Your objective
Only a number is expected in reply: the count of lines below where the word "incertitude" occurs.

Data extracts
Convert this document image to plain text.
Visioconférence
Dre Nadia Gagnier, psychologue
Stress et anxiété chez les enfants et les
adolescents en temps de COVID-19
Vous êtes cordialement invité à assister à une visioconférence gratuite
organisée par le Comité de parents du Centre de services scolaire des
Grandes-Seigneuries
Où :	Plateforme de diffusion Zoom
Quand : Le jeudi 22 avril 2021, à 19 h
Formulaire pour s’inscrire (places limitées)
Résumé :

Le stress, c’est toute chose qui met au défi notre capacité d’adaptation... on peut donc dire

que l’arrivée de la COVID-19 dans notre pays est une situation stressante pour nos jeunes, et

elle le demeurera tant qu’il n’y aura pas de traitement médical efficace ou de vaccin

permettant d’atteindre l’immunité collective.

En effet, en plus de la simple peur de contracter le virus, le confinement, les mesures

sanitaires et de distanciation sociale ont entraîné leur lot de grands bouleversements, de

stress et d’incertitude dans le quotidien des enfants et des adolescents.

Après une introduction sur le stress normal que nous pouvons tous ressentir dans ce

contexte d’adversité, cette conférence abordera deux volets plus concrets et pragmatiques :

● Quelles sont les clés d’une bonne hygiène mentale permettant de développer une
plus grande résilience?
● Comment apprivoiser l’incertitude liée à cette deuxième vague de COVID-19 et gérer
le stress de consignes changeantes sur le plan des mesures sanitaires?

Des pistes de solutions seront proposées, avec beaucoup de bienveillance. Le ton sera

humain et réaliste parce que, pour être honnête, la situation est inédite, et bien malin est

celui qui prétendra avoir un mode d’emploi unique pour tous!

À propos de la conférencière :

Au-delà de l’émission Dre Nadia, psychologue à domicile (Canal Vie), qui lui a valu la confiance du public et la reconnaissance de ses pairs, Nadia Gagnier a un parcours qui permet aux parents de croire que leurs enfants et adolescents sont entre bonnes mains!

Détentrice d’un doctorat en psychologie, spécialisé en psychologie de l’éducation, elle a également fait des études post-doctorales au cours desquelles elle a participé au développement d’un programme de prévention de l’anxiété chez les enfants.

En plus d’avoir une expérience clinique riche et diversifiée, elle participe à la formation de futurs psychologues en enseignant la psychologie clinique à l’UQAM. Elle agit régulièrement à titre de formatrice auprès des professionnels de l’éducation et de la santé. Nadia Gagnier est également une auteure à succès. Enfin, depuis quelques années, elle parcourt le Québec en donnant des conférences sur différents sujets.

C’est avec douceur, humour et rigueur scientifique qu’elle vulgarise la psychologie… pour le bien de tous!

Answer to the problem
2